Exercise: In the material below, count the lines with the word "六个月租金" and state that number only.

:::::

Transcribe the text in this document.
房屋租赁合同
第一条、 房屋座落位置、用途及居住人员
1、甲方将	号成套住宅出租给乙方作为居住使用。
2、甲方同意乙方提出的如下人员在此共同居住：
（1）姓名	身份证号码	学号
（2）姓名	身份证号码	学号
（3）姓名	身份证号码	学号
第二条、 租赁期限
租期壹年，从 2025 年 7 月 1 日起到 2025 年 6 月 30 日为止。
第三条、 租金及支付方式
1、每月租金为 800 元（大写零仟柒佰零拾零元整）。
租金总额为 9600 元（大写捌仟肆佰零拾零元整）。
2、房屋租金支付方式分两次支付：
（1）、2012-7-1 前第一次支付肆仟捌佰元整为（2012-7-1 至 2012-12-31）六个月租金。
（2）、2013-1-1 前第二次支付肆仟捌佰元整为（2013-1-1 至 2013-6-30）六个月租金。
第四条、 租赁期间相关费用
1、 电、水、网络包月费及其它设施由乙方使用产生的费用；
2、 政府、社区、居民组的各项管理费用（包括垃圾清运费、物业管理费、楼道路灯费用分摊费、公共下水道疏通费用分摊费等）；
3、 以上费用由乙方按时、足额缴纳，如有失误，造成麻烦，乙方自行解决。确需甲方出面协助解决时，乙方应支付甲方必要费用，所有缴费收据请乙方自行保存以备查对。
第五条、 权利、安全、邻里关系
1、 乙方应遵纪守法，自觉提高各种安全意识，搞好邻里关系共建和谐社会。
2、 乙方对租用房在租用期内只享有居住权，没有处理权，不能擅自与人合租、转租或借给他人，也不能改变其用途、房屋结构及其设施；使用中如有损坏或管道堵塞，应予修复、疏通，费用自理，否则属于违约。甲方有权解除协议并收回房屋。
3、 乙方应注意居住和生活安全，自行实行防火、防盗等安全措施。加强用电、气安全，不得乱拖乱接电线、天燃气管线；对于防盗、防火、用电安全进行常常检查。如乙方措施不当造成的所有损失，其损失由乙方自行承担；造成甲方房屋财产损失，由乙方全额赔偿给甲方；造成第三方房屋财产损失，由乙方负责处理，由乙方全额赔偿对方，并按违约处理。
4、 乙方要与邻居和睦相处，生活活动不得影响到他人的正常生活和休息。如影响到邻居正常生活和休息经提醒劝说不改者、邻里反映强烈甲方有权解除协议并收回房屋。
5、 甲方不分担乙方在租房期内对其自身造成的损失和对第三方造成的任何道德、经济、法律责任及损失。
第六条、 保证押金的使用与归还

:::::

Finished exercise: 2